WHAT IS REQUIRED.
Locate and copy all lines bearing the word "title".

DATASET EXTRACT.
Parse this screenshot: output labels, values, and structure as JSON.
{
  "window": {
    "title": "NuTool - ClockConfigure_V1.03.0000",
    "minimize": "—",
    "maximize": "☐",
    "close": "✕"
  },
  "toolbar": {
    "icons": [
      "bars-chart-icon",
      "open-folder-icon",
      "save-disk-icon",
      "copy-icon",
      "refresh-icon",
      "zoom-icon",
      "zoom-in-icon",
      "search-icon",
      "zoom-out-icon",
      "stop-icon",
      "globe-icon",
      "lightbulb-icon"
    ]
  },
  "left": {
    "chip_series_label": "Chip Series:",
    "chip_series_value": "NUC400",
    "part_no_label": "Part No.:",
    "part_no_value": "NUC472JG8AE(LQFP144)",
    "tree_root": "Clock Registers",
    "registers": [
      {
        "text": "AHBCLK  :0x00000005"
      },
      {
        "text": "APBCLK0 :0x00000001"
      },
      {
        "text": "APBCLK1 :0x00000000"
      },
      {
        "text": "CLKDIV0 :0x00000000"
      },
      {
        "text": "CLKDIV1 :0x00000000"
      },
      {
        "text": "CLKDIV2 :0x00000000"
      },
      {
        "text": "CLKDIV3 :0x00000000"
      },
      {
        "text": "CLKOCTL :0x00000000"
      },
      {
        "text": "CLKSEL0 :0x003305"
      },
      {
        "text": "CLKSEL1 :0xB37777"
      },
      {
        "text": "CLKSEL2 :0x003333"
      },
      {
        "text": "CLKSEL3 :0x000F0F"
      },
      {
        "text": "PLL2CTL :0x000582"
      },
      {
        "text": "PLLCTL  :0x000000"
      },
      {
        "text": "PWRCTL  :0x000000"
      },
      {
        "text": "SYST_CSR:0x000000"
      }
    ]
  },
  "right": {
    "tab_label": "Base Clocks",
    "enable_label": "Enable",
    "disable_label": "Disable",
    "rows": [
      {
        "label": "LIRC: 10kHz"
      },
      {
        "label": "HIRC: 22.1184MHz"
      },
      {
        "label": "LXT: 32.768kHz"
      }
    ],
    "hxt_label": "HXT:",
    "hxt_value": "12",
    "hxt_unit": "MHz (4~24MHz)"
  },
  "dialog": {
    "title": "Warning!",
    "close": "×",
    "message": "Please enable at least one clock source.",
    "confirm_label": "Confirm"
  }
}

RESPONSE TO THIS EXERCISE.
    "title": "NuTool - ClockConfigure_V1.03.0000",
    "title": "Warning!",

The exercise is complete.